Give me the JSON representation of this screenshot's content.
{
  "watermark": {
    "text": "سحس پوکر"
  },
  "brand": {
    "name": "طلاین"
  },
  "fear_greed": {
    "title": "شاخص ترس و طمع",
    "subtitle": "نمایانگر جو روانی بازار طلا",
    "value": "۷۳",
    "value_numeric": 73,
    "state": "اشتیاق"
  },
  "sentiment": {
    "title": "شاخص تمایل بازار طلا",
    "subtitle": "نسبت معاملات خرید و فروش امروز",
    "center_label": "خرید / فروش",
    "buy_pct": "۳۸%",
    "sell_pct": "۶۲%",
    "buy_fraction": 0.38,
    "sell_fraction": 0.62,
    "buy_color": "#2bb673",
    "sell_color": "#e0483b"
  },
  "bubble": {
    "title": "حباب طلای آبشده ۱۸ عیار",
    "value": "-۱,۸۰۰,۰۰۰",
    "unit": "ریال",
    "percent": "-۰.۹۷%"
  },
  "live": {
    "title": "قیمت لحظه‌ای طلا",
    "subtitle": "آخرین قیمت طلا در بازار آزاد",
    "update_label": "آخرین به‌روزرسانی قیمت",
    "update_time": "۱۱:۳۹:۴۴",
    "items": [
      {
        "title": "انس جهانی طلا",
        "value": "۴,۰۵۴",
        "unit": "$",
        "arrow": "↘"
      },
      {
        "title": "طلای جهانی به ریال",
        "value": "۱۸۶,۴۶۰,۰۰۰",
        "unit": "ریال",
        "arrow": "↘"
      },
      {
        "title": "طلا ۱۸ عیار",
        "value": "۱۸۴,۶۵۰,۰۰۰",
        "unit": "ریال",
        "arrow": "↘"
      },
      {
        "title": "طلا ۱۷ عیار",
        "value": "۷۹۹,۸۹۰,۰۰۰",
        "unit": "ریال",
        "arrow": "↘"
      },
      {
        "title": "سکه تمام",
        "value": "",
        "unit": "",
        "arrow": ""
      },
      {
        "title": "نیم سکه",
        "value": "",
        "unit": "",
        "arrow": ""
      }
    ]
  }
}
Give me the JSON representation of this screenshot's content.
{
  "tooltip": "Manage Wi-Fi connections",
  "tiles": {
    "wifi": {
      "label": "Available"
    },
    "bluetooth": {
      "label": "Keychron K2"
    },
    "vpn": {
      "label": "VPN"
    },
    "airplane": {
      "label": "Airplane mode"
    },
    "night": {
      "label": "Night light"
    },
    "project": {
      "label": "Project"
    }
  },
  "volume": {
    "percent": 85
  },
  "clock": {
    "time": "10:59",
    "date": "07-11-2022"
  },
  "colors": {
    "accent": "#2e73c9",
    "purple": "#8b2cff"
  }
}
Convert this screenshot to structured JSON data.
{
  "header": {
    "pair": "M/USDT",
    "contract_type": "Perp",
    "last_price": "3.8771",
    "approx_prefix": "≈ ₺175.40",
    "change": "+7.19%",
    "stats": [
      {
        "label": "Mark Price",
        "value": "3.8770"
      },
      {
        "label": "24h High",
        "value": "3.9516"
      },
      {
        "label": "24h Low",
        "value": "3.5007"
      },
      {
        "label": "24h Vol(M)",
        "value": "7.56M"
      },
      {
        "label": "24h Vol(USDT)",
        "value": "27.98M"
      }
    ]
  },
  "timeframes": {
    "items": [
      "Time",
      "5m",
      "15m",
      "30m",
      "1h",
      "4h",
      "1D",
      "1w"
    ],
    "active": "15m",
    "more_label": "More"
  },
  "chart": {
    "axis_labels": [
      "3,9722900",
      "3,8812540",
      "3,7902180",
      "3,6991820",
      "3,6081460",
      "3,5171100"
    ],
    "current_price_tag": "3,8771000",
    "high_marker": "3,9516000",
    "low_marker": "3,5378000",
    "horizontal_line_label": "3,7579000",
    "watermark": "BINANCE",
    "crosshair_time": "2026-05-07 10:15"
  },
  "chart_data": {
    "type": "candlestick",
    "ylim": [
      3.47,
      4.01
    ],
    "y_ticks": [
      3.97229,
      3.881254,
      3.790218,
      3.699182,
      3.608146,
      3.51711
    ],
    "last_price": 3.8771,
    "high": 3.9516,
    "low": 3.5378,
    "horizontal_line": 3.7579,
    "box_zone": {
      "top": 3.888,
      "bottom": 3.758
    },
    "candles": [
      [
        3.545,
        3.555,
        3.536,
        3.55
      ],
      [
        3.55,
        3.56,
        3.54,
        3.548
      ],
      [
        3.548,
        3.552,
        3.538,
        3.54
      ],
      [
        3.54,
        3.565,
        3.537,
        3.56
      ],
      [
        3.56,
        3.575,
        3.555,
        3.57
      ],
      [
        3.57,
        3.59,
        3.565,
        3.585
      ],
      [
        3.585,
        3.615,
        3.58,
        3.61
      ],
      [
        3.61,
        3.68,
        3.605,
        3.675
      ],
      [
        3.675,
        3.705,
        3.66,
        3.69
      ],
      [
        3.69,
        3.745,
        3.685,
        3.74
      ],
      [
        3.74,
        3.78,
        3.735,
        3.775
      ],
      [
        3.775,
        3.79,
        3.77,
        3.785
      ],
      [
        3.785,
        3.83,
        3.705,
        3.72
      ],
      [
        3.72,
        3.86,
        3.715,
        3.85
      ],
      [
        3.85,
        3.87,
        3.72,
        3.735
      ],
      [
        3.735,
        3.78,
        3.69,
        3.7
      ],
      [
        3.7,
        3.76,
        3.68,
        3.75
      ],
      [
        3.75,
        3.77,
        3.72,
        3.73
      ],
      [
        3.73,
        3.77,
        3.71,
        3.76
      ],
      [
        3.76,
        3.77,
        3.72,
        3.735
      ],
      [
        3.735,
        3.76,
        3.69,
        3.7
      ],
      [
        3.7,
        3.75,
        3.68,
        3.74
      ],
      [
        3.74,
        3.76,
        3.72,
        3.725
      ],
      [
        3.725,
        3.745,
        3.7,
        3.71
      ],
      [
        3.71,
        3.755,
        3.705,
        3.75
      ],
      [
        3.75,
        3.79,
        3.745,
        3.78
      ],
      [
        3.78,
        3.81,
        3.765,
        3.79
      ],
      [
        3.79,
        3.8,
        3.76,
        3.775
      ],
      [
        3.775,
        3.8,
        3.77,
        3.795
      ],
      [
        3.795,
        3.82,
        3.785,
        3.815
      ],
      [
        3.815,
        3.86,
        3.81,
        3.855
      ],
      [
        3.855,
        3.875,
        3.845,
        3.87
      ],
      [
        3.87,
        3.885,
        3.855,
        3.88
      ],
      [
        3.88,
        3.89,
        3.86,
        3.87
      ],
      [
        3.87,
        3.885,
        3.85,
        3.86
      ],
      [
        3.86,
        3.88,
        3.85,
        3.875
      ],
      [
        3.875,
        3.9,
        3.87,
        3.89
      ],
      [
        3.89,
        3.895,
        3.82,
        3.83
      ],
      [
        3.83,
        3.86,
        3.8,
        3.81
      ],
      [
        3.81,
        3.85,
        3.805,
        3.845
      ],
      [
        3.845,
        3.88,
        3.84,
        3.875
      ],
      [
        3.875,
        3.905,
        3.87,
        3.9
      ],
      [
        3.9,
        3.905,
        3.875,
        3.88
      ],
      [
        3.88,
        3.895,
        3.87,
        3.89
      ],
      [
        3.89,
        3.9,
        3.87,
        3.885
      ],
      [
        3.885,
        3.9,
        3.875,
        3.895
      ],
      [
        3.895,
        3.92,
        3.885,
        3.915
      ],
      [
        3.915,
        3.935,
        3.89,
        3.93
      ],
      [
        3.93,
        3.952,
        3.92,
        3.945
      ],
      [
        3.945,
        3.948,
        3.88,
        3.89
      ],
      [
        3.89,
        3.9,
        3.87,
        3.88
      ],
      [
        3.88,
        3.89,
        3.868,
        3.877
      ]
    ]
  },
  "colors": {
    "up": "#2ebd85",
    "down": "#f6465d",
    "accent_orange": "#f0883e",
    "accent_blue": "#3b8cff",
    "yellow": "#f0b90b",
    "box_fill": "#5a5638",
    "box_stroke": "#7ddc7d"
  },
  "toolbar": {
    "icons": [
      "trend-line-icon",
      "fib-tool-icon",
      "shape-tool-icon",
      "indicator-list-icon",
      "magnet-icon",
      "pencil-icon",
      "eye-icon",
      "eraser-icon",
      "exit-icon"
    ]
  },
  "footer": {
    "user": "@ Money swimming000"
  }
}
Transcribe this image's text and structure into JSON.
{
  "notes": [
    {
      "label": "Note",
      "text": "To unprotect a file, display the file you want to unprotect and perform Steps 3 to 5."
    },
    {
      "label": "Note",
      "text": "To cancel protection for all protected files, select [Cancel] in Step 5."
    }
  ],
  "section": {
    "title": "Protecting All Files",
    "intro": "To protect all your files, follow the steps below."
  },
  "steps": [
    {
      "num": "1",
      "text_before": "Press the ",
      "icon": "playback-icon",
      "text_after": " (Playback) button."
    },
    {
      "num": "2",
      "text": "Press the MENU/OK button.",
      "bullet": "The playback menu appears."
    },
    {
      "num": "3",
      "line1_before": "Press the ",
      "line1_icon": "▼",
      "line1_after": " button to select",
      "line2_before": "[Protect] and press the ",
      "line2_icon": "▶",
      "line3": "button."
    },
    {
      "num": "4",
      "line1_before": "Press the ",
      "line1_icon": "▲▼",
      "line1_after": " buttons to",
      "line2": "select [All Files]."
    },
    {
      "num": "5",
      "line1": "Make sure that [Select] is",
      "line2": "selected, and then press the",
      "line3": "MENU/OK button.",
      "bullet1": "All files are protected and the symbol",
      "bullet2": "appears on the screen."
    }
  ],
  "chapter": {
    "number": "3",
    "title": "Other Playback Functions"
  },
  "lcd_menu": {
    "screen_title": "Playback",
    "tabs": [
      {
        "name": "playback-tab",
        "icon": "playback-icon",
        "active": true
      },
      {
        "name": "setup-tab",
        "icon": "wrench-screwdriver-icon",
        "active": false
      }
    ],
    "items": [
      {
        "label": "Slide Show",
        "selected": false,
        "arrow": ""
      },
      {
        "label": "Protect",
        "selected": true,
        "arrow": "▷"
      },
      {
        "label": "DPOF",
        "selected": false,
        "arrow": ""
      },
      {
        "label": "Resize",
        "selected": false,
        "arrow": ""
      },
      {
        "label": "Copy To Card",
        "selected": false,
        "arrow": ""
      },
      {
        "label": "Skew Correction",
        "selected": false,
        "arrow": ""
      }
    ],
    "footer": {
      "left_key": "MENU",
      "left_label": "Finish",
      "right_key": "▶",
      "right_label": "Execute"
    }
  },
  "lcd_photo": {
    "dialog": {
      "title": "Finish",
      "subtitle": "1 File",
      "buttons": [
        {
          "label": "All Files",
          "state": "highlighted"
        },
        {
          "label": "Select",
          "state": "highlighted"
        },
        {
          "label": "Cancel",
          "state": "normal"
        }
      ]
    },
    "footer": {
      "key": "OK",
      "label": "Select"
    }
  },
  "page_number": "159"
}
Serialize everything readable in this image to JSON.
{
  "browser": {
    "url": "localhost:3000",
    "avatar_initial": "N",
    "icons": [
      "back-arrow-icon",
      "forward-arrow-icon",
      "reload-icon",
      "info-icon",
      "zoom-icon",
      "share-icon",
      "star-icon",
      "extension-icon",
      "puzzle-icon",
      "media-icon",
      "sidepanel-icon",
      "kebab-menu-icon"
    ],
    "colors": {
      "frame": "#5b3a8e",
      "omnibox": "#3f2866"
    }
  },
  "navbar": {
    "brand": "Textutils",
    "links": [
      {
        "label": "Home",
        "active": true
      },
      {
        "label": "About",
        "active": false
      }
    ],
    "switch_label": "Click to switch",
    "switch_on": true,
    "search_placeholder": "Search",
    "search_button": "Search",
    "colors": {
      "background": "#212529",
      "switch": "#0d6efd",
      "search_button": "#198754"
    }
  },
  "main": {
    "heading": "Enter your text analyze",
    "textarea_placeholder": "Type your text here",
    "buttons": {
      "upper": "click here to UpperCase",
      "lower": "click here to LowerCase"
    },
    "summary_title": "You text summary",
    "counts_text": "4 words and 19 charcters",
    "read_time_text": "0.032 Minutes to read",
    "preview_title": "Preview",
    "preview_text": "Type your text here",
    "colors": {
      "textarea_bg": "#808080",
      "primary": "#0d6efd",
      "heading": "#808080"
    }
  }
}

### Brief
Return each line with "خرید".

### Result of this exercise
    "subtitle": "نسبت معاملات خرید و فروش امروز",
    "center_label": "خرید / فروش",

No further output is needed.